- **Do this**
All the data must come back unchanged, except that pictures are left out.

* BEGIN Input data *

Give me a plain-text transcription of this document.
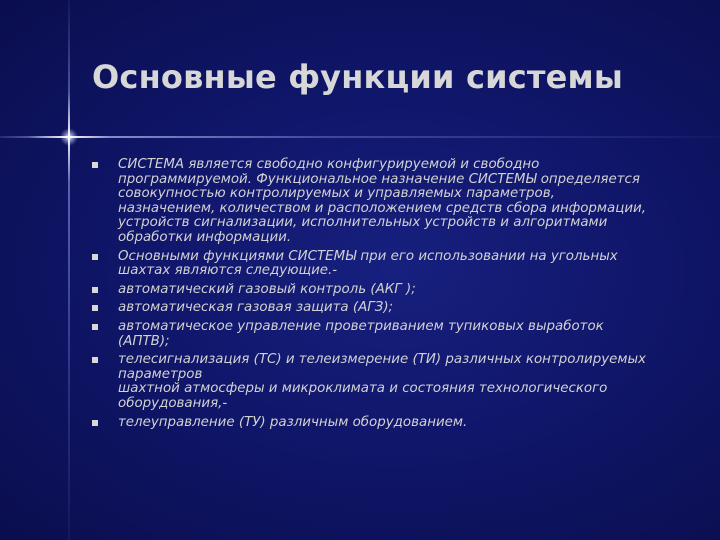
Основные функции системы
СИСТЕМА является свободно конфигурируемой и свободно
программируемой. Функциональное назначение СИСТЕМЫ определяется
совокупностью контролируемых и управляемых параметров,
назначением, количеством и расположением средств сбора информации,
устройств сигнализации, исполнительных устройств и алгоритмами
обработки информации.
Основными функциями СИСТЕМЫ при его использовании на угольных
шахтах являются следующие.-
автоматический газовый контроль (АКГ );
автоматическая газовая защита (АГЗ);
автоматическое управление проветриванием тупиковых выработок
(АПТВ);
телесигнализация (ТС) и телеизмерение (ТИ) различных контролируемых
параметров
шахтной атмосферы и микроклимата и состояния технологического
оборудования,-
телеуправление (ТУ) различным оборудованием.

* END Input data *

- **Result for this task**
Give me a plain-text transcription of this document.
Основные функции системы
СИСТЕМА является свободно конфигурируемой и свободно
программируемой. Функциональное назначение СИСТЕМЫ определяется
совокупностью контролируемых и управляемых параметров,
назначением, количеством и расположением средств сбора информации,
устройств сигнализации, исполнительных устройств и алгоритмами
обработки информации.
Основными функциями СИСТЕМЫ при его использовании на угольных
шахтах являются следующие.-
автоматический газовый контроль (АКГ );
автоматическая газовая защита (АГЗ);
автоматическое управление проветриванием тупиковых выработок
(АПТВ);
телесигнализация (ТС) и телеизмерение (ТИ) различных контролируемых
параметров
шахтной атмосферы и микроклимата и состояния технологического
оборудования,-
телеуправление (ТУ) различным оборудованием.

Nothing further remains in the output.